**TASK STATEMENT:** Pick out and copy every line below that has the word "थकरघ".

**GIVEN RECORDS:**
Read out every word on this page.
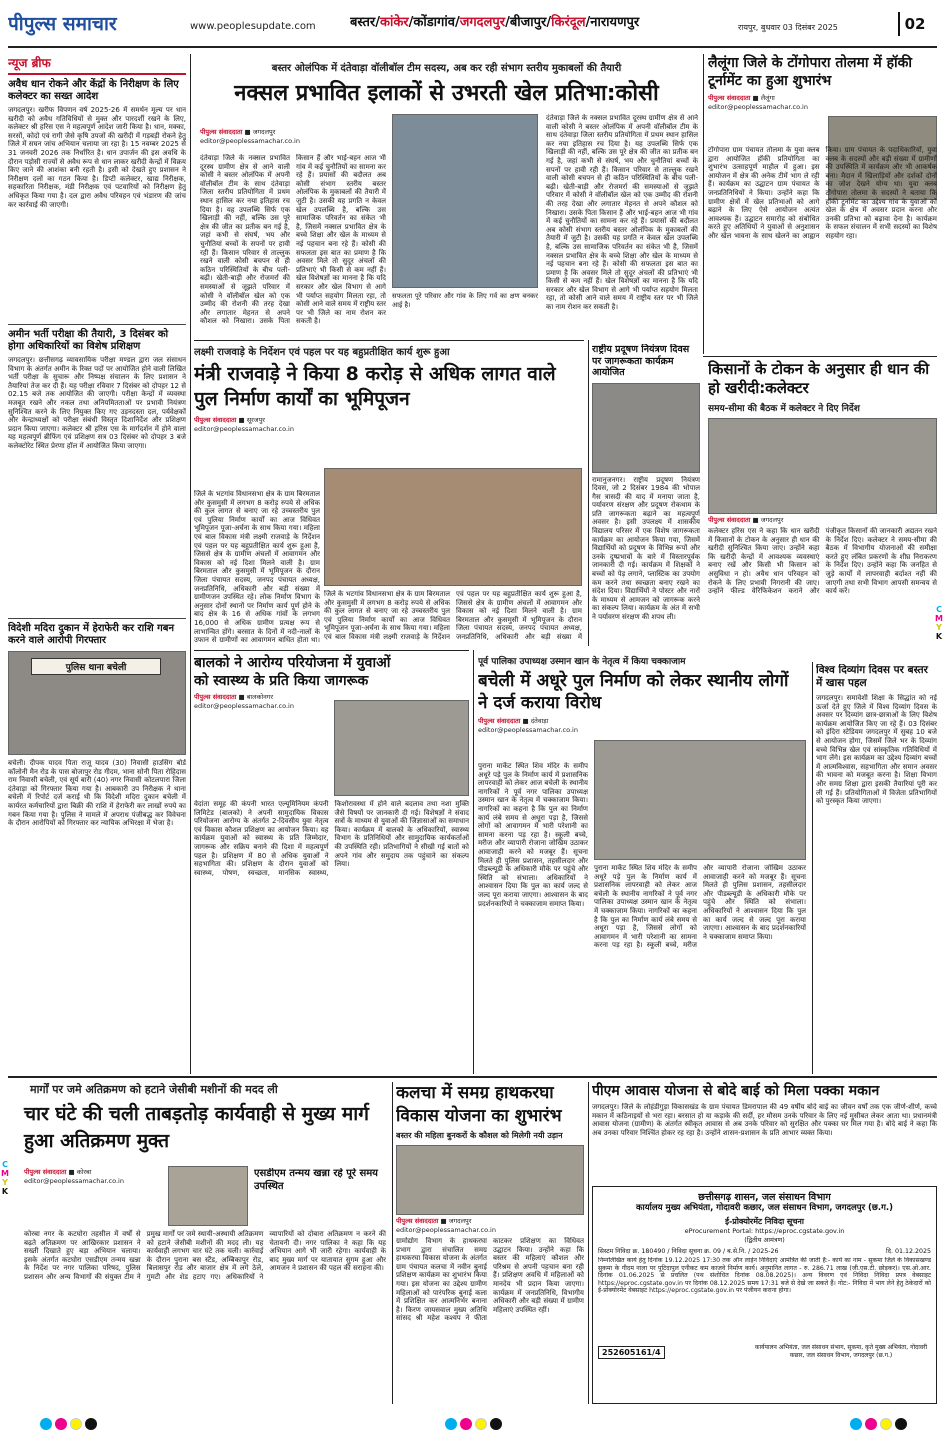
पीपुल्स समाचार	www.peoplesupdate.com	बस्तर/कांकेर/कोंडागांव/जगदलपुर/बीजापुर/किरंदूल/नारायणपुर	रायपुर, बुधवार 03 दिसंबर 2025	02
न्यूज ब्रीफ
अवैध धान रोकने और केंद्रों के निरीक्षण के लिए कलेक्टर का सख्त आदेश
जगदलपुर। खरीफ विपणन वर्ष 2025-26 में समर्थन मूल्य पर धान खरीदी को अवैध गतिविधियों से मुक्त और पारदर्शी रखने के लिए, कलेक्टर श्री हरिस एस ने महत्वपूर्ण आदेश जारी किया है। धान, मक्का, सरसों, कोदो एवं रागी जैसे कृषि उपजों की खरीदी में गड़बड़ी रोकने हेतु जिले में सघन जांच अभियान चलाया जा रहा है। 15 नवम्बर 2025 से 31 जनवरी 2026 तक निर्धारित है। धान उपार्जन की इस अवधि के दौरान पड़ोसी राज्यों से अवैध रूप से धान लाकर खरीदी केन्द्रों में विक्रय किए जाने की आशंका बनी रहती है। इसी को देखते हुए प्रशासन ने निरीक्षण दलों का गठन किया है। डिप्टी कलेक्टर, खाद्य निरीक्षक, सहकारिता निरीक्षक, मंडी निरीक्षक एवं पटवारियों को निरीक्षण हेतु अधिकृत किया गया है। दल द्वारा अवैध परिवहन एवं भंडारण की जांच कर कार्रवाई की जाएगी।
अमीन भर्ती परीक्षा की तैयारी, 3 दिसंबर को होगा अधिकारियों का विशेष प्रशिक्षण
जगदलपुर। छत्तीसगढ़ व्यावसायिक परीक्षा मण्डल द्वारा जल संसाधन विभाग के अंतर्गत अमीन के रिक्त पदों पर आयोजित होने वाली लिखित भर्ती परीक्षा के सुचारू और निष्पक्ष संचालन के लिए प्रशासन ने तैयारियां तेज कर दी हैं। यह परीक्षा रविवार 7 दिसंबर को दोपहर 12 से 02.15 बजे तक आयोजित की जाएगी। परीक्षा केन्द्रों में व्यवस्था मजबूत रखने और नकल तथा अनियमितताओं पर प्रभावी नियंत्रण सुनिश्चित करने के लिए नियुक्त किए गए उड़नदस्ता दल, पर्यवेक्षकों और केन्द्राध्यक्षों को परीक्षा संबंधी विस्तृत दिशानिर्देश और प्रशिक्षण प्रदान किया जाएगा। कलेक्टर श्री हरिस एस के मार्गदर्शन में होने वाला यह महत्वपूर्ण ब्रीफिंग एवं प्रशिक्षण सत्र 03 दिसंबर को दोपहर 3 बजे कलेक्टोरेट स्थित प्रेरणा हॉल में आयोजित किया जाएगा।
विदेशी मदिरा दुकान में हेराफेरी कर राशि गबन करने वाले आरोपी गिरफ्तार
पुलिस थाना बचेली
बचेली। दीपक यादव पिता राजू यादव (30) निवासी हाउसिंग बोर्ड कॉलोनी मैन रोड के पास बोजापुर रोड गीदम, भाना सोनी पिता रोहिदास राम निवासी बचेली, एवं सूर्य बारी (40) नगर निवासी कोटलपारा जिला दंतेवाड़ा को गिरफ्तार किया गया है। आबकारी उप निरीक्षक ने थाना बचेली में रिपोर्ट दर्ज कराई थी कि विदेशी मदिरा दुकान बचेली में कार्यरत कर्मचारियों द्वारा बिक्री की राशि में हेराफेरी कर लाखों रुपये का गबन किया गया है। पुलिस ने मामले में अपराध पंजीबद्ध कर विवेचना के दौरान आरोपियों को गिरफ्तार कर न्यायिक अभिरक्षा में भेजा है।
बस्तर ओलंपिक में दंतेवाड़ा वॉलीबॉल टीम सदस्य, अब कर रही संभाग स्तरीय मुकाबलों की तैयारी
नक्सल प्रभावित इलाकों से उभरती खेल प्रतिभा:कोसी
पीपुल्स संवाददाता ■ जगदलपुर
editor@peoplessamachar.co.in
दंतेवाड़ा जिले के नक्सल प्रभावित दूरस्थ ग्रामीण क्षेत्र से आने वाली कोसी ने बस्तर ओलंपिक में अपनी वॉलीबॉल टीम के साथ दंतेवाड़ा जिला स्तरीय प्रतियोगिता में प्रथम स्थान हासिल कर नया इतिहास रच दिया है। यह उपलब्धि सिर्फ एक खिलाड़ी की नहीं, बल्कि उस पूरे क्षेत्र की जीत का प्रतीक बन गई है, जहां कभी से संघर्ष, भय और चुनौतियां बच्चों के सपनों पर हावी रही हैं। किसान परिवार से ताल्लुक रखने वाली कोसी बचपन से ही कठिन परिस्थितियों के बीच पली-बढ़ी। खेती-बाड़ी और रोजमर्रा की समस्याओं से जूझते परिवार में कोसी ने वॉलीबॉल खेल को एक उम्मीद की रोशनी की तरह देखा और लगातार मेहनत से अपने कौशल को निखारा। उसके पिता किसान हैं और भाई-बहन आज भी गांव में कई चुनौतियों का सामना कर रहे हैं। प्रयासों की बदौलत अब कोसी संभाग स्तरीय बस्तर ओलंपिक के मुकाबलों की तैयारी में जुटी है। उसकी यह प्रगति न केवल खेल उपलब्धि है, बल्कि उस सामाजिक परिवर्तन का संकेत भी है, जिसमें नक्सल प्रभावित क्षेत्र के बच्चे शिक्षा और खेल के माध्यम से नई पहचान बना रहे हैं। कोसी की सफलता इस बात का प्रमाण है कि अवसर मिले तो सुदूर अंचलों की प्रतिभाएं भी किसी से कम नहीं हैं। खेल विशेषज्ञों का मानना है कि यदि सरकार और खेल विभाग से आगे भी पर्याप्त सहयोग मिलता रहा, तो कोसी आने वाले समय में राष्ट्रीय स्तर पर भी जिले का नाम रोशन कर सकती है।
सफलता पूरे परिवार और गांव के लिए गर्व का क्षण बनकर आई है।
दंतेवाड़ा जिले के नक्सल प्रभावित दूरस्थ ग्रामीण क्षेत्र से आने वाली कोसी ने बस्तर ओलंपिक में अपनी वॉलीबॉल टीम के साथ दंतेवाड़ा जिला स्तरीय प्रतियोगिता में प्रथम स्थान हासिल कर नया इतिहास रच दिया है। यह उपलब्धि सिर्फ एक खिलाड़ी की नहीं, बल्कि उस पूरे क्षेत्र की जीत का प्रतीक बन गई है, जहां कभी से संघर्ष, भय और चुनौतियां बच्चों के सपनों पर हावी रही हैं। किसान परिवार से ताल्लुक रखने वाली कोसी बचपन से ही कठिन परिस्थितियों के बीच पली-बढ़ी। खेती-बाड़ी और रोजमर्रा की समस्याओं से जूझते परिवार में कोसी ने वॉलीबॉल खेल को एक उम्मीद की रोशनी की तरह देखा और लगातार मेहनत से अपने कौशल को निखारा। उसके पिता किसान हैं और भाई-बहन आज भी गांव में कई चुनौतियों का सामना कर रहे हैं। प्रयासों की बदौलत अब कोसी संभाग स्तरीय बस्तर ओलंपिक के मुकाबलों की तैयारी में जुटी है। उसकी यह प्रगति न केवल खेल उपलब्धि है, बल्कि उस सामाजिक परिवर्तन का संकेत भी है, जिसमें नक्सल प्रभावित क्षेत्र के बच्चे शिक्षा और खेल के माध्यम से नई पहचान बना रहे हैं। कोसी की सफलता इस बात का प्रमाण है कि अवसर मिले तो सुदूर अंचलों की प्रतिभाएं भी किसी से कम नहीं हैं। खेल विशेषज्ञों का मानना है कि यदि सरकार और खेल विभाग से आगे भी पर्याप्त सहयोग मिलता रहा, तो कोसी आने वाले समय में राष्ट्रीय स्तर पर भी जिले का नाम रोशन कर सकती है।
लैलूंगा जिले के टोंगोपारा तोलमा में हॉकी टूर्नामेंट का हुआ शुभारंभ
पीपुल्स संवाददाता ■ लैलूंगा
editor@peoplessamachar.co.in
टोंगोपारा ग्राम पंचायत तोलमा के युवा क्लब द्वारा आयोजित हॉकी प्रतियोगिता का शुभारंभ उत्साहपूर्ण माहौल में हुआ। इस आयोजन में क्षेत्र की अनेक टीमें भाग ले रही हैं। कार्यक्रम का उद्घाटन ग्राम पंचायत के जनप्रतिनिधियों ने किया। उन्होंने कहा कि ग्रामीण क्षेत्रों में खेल प्रतिभाओं को आगे बढ़ाने के लिए ऐसे आयोजन अत्यंत आवश्यक हैं। उद्घाटन समारोह को संबोधित करते हुए अतिथियों ने युवाओं से अनुशासन और खेल भावना के साथ खेलने का आह्वान किया। ग्राम पंचायत के पदाधिकारियों, युवा क्लब के सदस्यों और बड़ी संख्या में ग्रामीणों की उपस्थिति में कार्यक्रम और भी आकर्षक बना। मैदान में खिलाड़ियों और दर्शकों दोनों का जोश देखने योग्य था। युवा क्लब टोंगोपारा तोलमा के सदस्यों ने बताया कि हॉकी टूर्नामेंट का उद्देश्य गांव के युवाओं को खेल के क्षेत्र में अवसर प्रदान करना और उनकी प्रतिभा को बढ़ावा देना है। कार्यक्रम के सफल संचालन में सभी सदस्यों का विशेष सहयोग रहा।
लक्ष्मी राजवाड़े के निर्देशन एवं पहल पर यह बहुप्रतीक्षित कार्य शुरू हुआ
मंत्री राजवाड़े ने किया 8 करोड़ से अधिक लागत वाले पुल निर्माण कार्यों का भूमिपूजन
पीपुल्स संवाददाता ■ सूरजपुर
editor@peoplessamachar.co.in
जिले के भटगांव विधानसभा क्षेत्र के ग्राम बिरमताल और कुसमुसी में लगभग 8 करोड़ रुपये से अधिक की कुल लागत से बनाए जा रहे उच्चस्तरीय पुल एवं पुलिया निर्माण कार्यों का आज विधिवत भूमिपूजन पूजा-अर्चना के साथ किया गया। महिला एवं बाल विकास मंत्री लक्ष्मी राजवाड़े के निर्देशन एवं पहल पर यह बहुप्रतीक्षित कार्य शुरू हुआ है, जिससे क्षेत्र के ग्रामीण अंचलों में आवागमन और विकास को नई दिशा मिलने वाली है। ग्राम बिरमताल और कुसमुसी में भूमिपूजन के दौरान जिला पंचायत सदस्य, जनपद पंचायत अध्यक्ष, जनप्रतिनिधि, अधिकारी और बड़ी संख्या में ग्रामीणजन उपस्थित रहे। लोक निर्माण विभाग के अनुसार दोनों स्थानों पर निर्माण कार्य पूर्ण होने के बाद क्षेत्र के 16 से अधिक गांवों के लगभग 16,000 से अधिक ग्रामीण प्रत्यक्ष रूप से लाभान्वित होंगे। बरसात के दिनों में नदी-नालों के उफान से ग्रामीणों का आवागमन बाधित होता था।
जिले के भटगांव विधानसभा क्षेत्र के ग्राम बिरमताल और कुसमुसी में लगभग 8 करोड़ रुपये से अधिक की कुल लागत से बनाए जा रहे उच्चस्तरीय पुल एवं पुलिया निर्माण कार्यों का आज विधिवत भूमिपूजन पूजा-अर्चना के साथ किया गया। महिला एवं बाल विकास मंत्री लक्ष्मी राजवाड़े के निर्देशन एवं पहल पर यह बहुप्रतीक्षित कार्य शुरू हुआ है, जिससे क्षेत्र के ग्रामीण अंचलों में आवागमन और विकास को नई दिशा मिलने वाली है। ग्राम बिरमताल और कुसमुसी में भूमिपूजन के दौरान जिला पंचायत सदस्य, जनपद पंचायत अध्यक्ष, जनप्रतिनिधि, अधिकारी और बड़ी संख्या में
राष्ट्रीय प्रदूषण नियंत्रण दिवस पर जागरूकता कार्यक्रम आयोजित
रामानुजनगर। राष्ट्रीय प्रदूषण नियंत्रण दिवस, जो 2 दिसंबर 1984 की भोपाल गैस त्रासदी की याद में मनाया जाता है, पर्यावरण संरक्षण और प्रदूषण रोकथाम के प्रति जागरूकता बढ़ाने का महत्वपूर्ण अवसर है। इसी उपलक्ष्य में शासकीय विद्यालय परिसर में एक विशेष जागरूकता कार्यक्रम का आयोजन किया गया, जिसमें विद्यार्थियों को प्रदूषण के विभिन्न रूपों और उनके दुष्प्रभावों के बारे में विस्तारपूर्वक जानकारी दी गई। कार्यक्रम में शिक्षकों ने बच्चों को पेड़ लगाने, प्लास्टिक का उपयोग कम करने तथा स्वच्छता बनाए रखने का संदेश दिया। विद्यार्थियों ने पोस्टर और नारों के माध्यम से आमजन को जागरूक करने का संकल्प लिया। कार्यक्रम के अंत में सभी ने पर्यावरण संरक्षण की शपथ ली।
किसानों के टोकन के अनुसार ही धान की हो खरीदी:कलेक्टर
समय-सीमा की बैठक में कलेक्टर ने दिए निर्देश
पीपुल्स संवाददाता ■ जगदलपुर
कलेक्टर हरिस एस ने कहा कि धान खरीदी में किसानों के टोकन के अनुसार ही धान की खरीदी सुनिश्चित किया जाए। उन्होंने कहा कि खरीदी केन्द्रों में आवश्यक व्यवस्थाएं बनाए रखें और किसी भी किसान को असुविधा न हो। अवैध धान परिवहन को रोकने के लिए प्रभावी निगरानी की जाए। उन्होंने फील्ड वेरिफिकेशन कराने और पंजीकृत किसानों की जानकारी अद्यतन रखने के निर्देश दिए। कलेक्टर ने समय-सीमा की बैठक में विभागीय योजनाओं की समीक्षा करते हुए लंबित प्रकरणों के शीघ्र निराकरण के निर्देश दिए। उन्होंने कहा कि जनहित से जुड़े कार्यों में लापरवाही बर्दाश्त नहीं की जाएगी तथा सभी विभाग आपसी समन्वय से कार्य करें।
बालको ने आरोग्य परियोजना में युवाओं
को स्वास्थ्य के प्रति किया जागरूक
पीपुल्स संवाददाता ■ बालकोनगर
editor@peoplessamachar.co.in
वेदांता समूह की कंपनी भारत एल्यूमिनियम कंपनी लिमिटेड (बालको) ने अपनी सामुदायिक विकास परियोजना आरोग्य के अंतर्गत 2-दिवसीय युवा नेतृत्व एवं विकास कौशल प्रशिक्षण का आयोजन किया। यह कार्यक्रम युवाओं को स्वास्थ्य के प्रति जिम्मेदार, जागरूक और सक्रिय बनाने की दिशा में महत्वपूर्ण पहल है। प्रशिक्षण में 80 से अधिक युवाओं ने सहभागिता की। प्रशिक्षण के दौरान युवाओं को स्वास्थ्य, पोषण, स्वच्छता, मानसिक स्वास्थ्य, किशोरावस्था में होने वाले बदलाव तथा नशा मुक्ति जैसे विषयों पर जानकारी दी गई। विशेषज्ञों ने संवाद सत्रों के माध्यम से युवाओं की जिज्ञासाओं का समाधान किया। कार्यक्रम में बालको के अधिकारियों, स्वास्थ्य विभाग के प्रतिनिधियों और सामुदायिक कार्यकर्ताओं की उपस्थिति रही। प्रतिभागियों ने सीखी गई बातों को अपने गांव और समुदाय तक पहुंचाने का संकल्प लिया।
पूर्व पालिका उपाध्यक्ष उस्मान खान के नेतृत्व में किया चक्काजाम
बचेली में अधूरे पुल निर्माण को लेकर स्थानीय लोगों ने दर्ज कराया विरोध
पीपुल्स संवाददाता ■ दंतेवाड़ा
editor@peoplessamachar.co.in
पुराना मार्केट स्थित शिव मंदिर के समीप अधूरे पड़े पुल के निर्माण कार्य में प्रशासनिक लापरवाही को लेकर आज बचेली के स्थानीय नागरिकों ने पूर्व नगर पालिका उपाध्यक्ष उस्मान खान के नेतृत्व में चक्काजाम किया। नागरिकों का कहना है कि पुल का निर्माण कार्य लंबे समय से अधूरा पड़ा है, जिससे लोगों को आवागमन में भारी परेशानी का सामना करना पड़ रहा है। स्कूली बच्चे, मरीज और व्यापारी रोजाना जोखिम उठाकर आवाजाही करने को मजबूर हैं। सूचना मिलते ही पुलिस प्रशासन, तहसीलदार और पीडब्ल्यूडी के अधिकारी मौके पर पहुंचे और स्थिति को संभाला। अधिकारियों ने आश्वासन दिया कि पुल का कार्य जल्द से जल्द पूरा कराया जाएगा। आश्वासन के बाद प्रदर्शनकारियों ने चक्काजाम समाप्त किया।
पुराना मार्केट स्थित शिव मंदिर के समीप अधूरे पड़े पुल के निर्माण कार्य में प्रशासनिक लापरवाही को लेकर आज बचेली के स्थानीय नागरिकों ने पूर्व नगर पालिका उपाध्यक्ष उस्मान खान के नेतृत्व में चक्काजाम किया। नागरिकों का कहना है कि पुल का निर्माण कार्य लंबे समय से अधूरा पड़ा है, जिससे लोगों को आवागमन में भारी परेशानी का सामना करना पड़ रहा है। स्कूली बच्चे, मरीज और व्यापारी रोजाना जोखिम उठाकर आवाजाही करने को मजबूर हैं। सूचना मिलते ही पुलिस प्रशासन, तहसीलदार और पीडब्ल्यूडी के अधिकारी मौके पर पहुंचे और स्थिति को संभाला। अधिकारियों ने आश्वासन दिया कि पुल का कार्य जल्द से जल्द पूरा कराया जाएगा। आश्वासन के बाद प्रदर्शनकारियों ने चक्काजाम समाप्त किया।
विश्व दिव्यांग दिवस पर बस्तर में खास पहल
जगदलपुर। समावेशी शिक्षा के सिद्धांत को नई ऊर्जा देते हुए जिले में विश्व दिव्यांग दिवस के अवसर पर दिव्यांग छात्र-छात्राओं के लिए विशेष कार्यक्रम आयोजित किए जा रहे हैं। 03 दिसंबर को इंदिरा स्टेडियम जगदलपुर में सुबह 10 बजे से आयोजन होगा, जिसमें जिले भर के दिव्यांग बच्चे विभिन्न खेल एवं सांस्कृतिक गतिविधियों में भाग लेंगे। इस कार्यक्रम का उद्देश्य दिव्यांग बच्चों में आत्मविश्वास, सहभागिता और समान अवसर की भावना को मजबूत करना है। शिक्षा विभाग और समग्र शिक्षा द्वारा इसकी तैयारियां पूरी कर ली गई हैं। प्रतियोगिताओं में विजेता प्रतिभागियों को पुरस्कृत किया जाएगा।
मार्गों पर जमे अतिक्रमण को हटाने जेसीबी मशीनों की मदद ली
चार घंटे की चली ताबड़तोड़ कार्यवाही से मुख्य मार्ग हुआ अतिक्रमण मुक्त
पीपुल्स संवाददाता ■ कोरबा
editor@peoplessamachar.co.in
एसडीएम तन्मय खन्ना रहे पूरे समय उपस्थित
कोरबा नगर के कटघोरा तहसील में वर्षों से बढ़ते अतिक्रमण पर आखिरकार प्रशासन ने सख्ती दिखाते हुए बड़ा अभियान चलाया। इसके अंतर्गत कटघोरा एसडीएम तन्मय खन्ना के निर्देश पर नगर पालिका परिषद, पुलिस प्रशासन और अन्य विभागों की संयुक्त टीम ने प्रमुख मार्गों पर जमे स्थायी-अस्थायी अतिक्रमण को हटाने जेसीबी मशीनों की मदद ली। यह कार्यवाही लगभग चार घंटे तक चली। कार्रवाई के दौरान पुराना बस स्टैंड, अम्बिकापुर रोड, बिलासपुर रोड और बाजार क्षेत्र में लगे ठेले, गुमटी और शेड हटाए गए। अधिकारियों ने व्यापारियों को दोबारा अतिक्रमण न करने की चेतावनी दी। नगर पालिका ने कहा कि यह अभियान आगे भी जारी रहेगा। कार्यवाही के बाद मुख्य मार्ग पर यातायात सुगम हुआ और आमजन ने प्रशासन की पहल की सराहना की।
कलचा में समग्र हाथकरघा विकास योजना का शुभारंभ
बस्तर की महिला बुनकरों के कौशल को मिलेगी नयी उड़ान
पीपुल्स संवाददाता ■ जगदलपुर
editor@peoplessamachar.co.in
ग्रामोद्योग विभाग के हाथकरघा प्रभाग द्वारा संचालित समग्र हाथकरघा विकास योजना के अंतर्गत ग्राम पंचायत कलचा में नवीन बुनाई प्रशिक्षण कार्यक्रम का शुभारंभ किया गया। इस योजना का उद्देश्य ग्रामीण महिलाओं को पारंपरिक बुनाई कला में प्रशिक्षित कर आत्मनिर्भर बनाना है। किरण जायसवाल मुख्य अतिथि सांसद श्री महेश कश्यप ने फीता काटकर प्रशिक्षण का विधिवत उद्घाटन किया। उन्होंने कहा कि बस्तर की महिलाएं कौशल और परिश्रम से अपनी पहचान बना रही हैं। प्रशिक्षण अवधि में महिलाओं को मानदेय भी प्रदान किया जाएगा। कार्यक्रम में जनप्रतिनिधि, विभागीय अधिकारी और बड़ी संख्या में ग्रामीण महिलाएं उपस्थित रहीं।
पीएम आवास योजना से बोदे बाई को मिला पक्का मकान
जगदलपुर। जिले के लोहंडीगुड़ा विकासखंड के ग्राम पंचायत डिमरापाल की 49 वर्षीय बोदे बाई का जीवन वर्षों तक एक जीर्ण-शीर्ण, कच्चे मकान में कठिनाइयों से भरा रहा। बरसात हो या कड़ाके की सर्दी, हर मौसम उनके परिवार के लिए नई मुसीबत लेकर आता था। प्रधानमंत्री आवास योजना (ग्रामीण) के अंतर्गत स्वीकृत आवास से अब उनके परिवार को सुरक्षित और पक्का घर मिल गया है। बोदे बाई ने कहा कि अब उनका परिवार निश्चिंत होकर रह रहा है। उन्होंने शासन-प्रशासन के प्रति आभार व्यक्त किया।
छत्तीसगढ़ शासन, जल संसाधन विभाग
कार्यालय मुख्य अभियंता, गोदावरी कछार, जल संसाधन विभाग, जगदलपुर (छ.ग.)
ई-प्रोक्योरमेंट निविदा सूचना
eProcurement Portal: https://eproc.cgstate.gov.in
(द्वितीय आमंत्रण)
सिस्टम निविदा क्र. 180490 / निविदा सूचना क्र. 09 / ब.से.नि. / 2025-26	दि. 01.12.2025
निम्नलिखित कार्य हेतु दिनांक 19.12.2025 17:30 तक ऑन लाईन निविदाएं आमंत्रित की जाती हैं:- कार्य का नाम - सुकमा जिले के विकासखण्ड सुकमा के गीदम नाला पर पुटिदापुल एनीकट कम काजवे निर्माण कार्य। अनुमानित लागत - रु. 286.71 लाख (जी.एस.टी. छोड़कर)। एस.ओ.आर. दिनांक 01.06.2025 से प्रचलित (पथ संशोधित दिनांक 08.08.2025)। अन्य विवरण एवं निविदा निविदा प्रपत्र वेबसाइट https://eproc.cgstate.gov.in पर दिनांक 08.12.2025 समय 17:31 बजे से देखे जा सकते हैं। नोट:- निविदा में भाग लेने हेतु ठेकेदारों को ई-प्रोक्योरमेंट वेबसाइट https://eproc.cgstate.gov.in पर पंजीयन कराना होगा।
252605161/4
कार्यपालन अभियंता, जल संसाधन संभाग, सुकमा, कृते मुख्य अभियंता, गोदावरी कछार, जल संसाधन विभाग, जगदलपुर (छ.ग.)
C
M
Y
K
C
M
Y
K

**TASK RESPONSE:**
कलचा में समग्र हाथकरघा विकास योजना का शुभारंभ
ग्रामोद्योग विभाग के हाथकरघा प्रभाग द्वारा संचालित समग्र हाथकरघा विकास योजना के अंतर्गत ग्राम पंचायत कलचा में नवीन बुनाई प्रशिक्षण कार्यक्रम का शुभारंभ किया गया। इस योजना का उद्देश्य ग्रामीण महिलाओं को पारंपरिक बुनाई कला में प्रशिक्षित कर आत्मनिर्भर बनाना है। किरण जायसवाल मुख्य अतिथि सांसद श्री महेश कश्यप ने फीता काटकर प्रशिक्षण का विधिवत उद्घाटन किया। उन्होंने कहा कि बस्तर की महिलाएं कौशल और परिश्रम से अपनी पहचान बना रही हैं। प्रशिक्षण अवधि में महिलाओं को मानदेय भी प्रदान किया जाएगा। कार्यक्रम में जनप्रतिनिधि, विभागीय अधिकारी और बड़ी संख्या में ग्रामीण महिलाएं उपस्थित रहीं।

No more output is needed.